━━━ RECORDS FOR THIS EXERCISE ━━━

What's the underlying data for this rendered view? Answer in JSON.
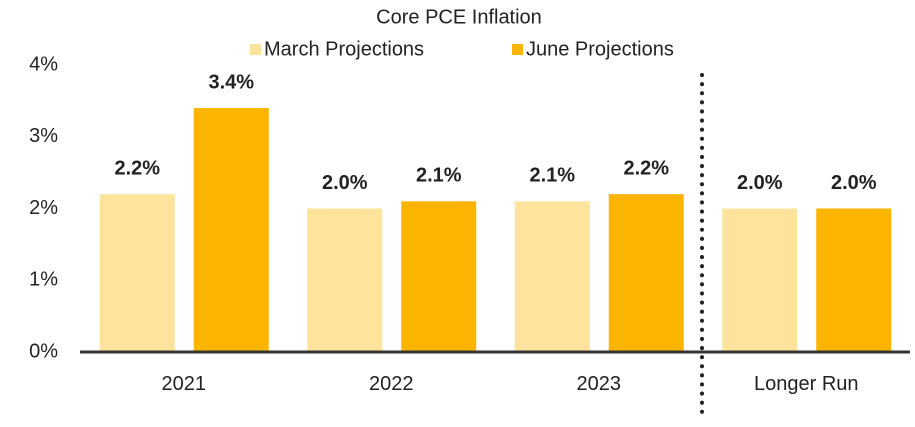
{
  "chart_data": {
    "type": "bar",
    "title": "Core PCE Inflation",
    "categories": [
      "2021",
      "2022",
      "2023",
      "Longer Run"
    ],
    "series": [
      {
        "name": "March Projections",
        "color": "#FDE39B",
        "values": [
          2.2,
          2.0,
          2.1,
          2.0
        ],
        "value_labels": [
          "2.2%",
          "2.0%",
          "2.1%",
          "2.0%"
        ]
      },
      {
        "name": "June Projections",
        "color": "#FBB500",
        "values": [
          3.4,
          2.1,
          2.2,
          2.0
        ],
        "value_labels": [
          "3.4%",
          "2.1%",
          "2.2%",
          "2.0%"
        ]
      }
    ],
    "ylim": [
      0,
      4
    ],
    "yticks": [
      {
        "value": 0,
        "label": "0%"
      },
      {
        "value": 1,
        "label": "1%"
      },
      {
        "value": 2,
        "label": "2%"
      },
      {
        "value": 3,
        "label": "3%"
      },
      {
        "value": 4,
        "label": "4%"
      }
    ],
    "grid": false
  }
}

━━━

[TASK]
In the records above, find the lines containing "name" and copy them.

[COMPLETE RESPONSE]
        "name": "March Projections",
        "name": "June Projections",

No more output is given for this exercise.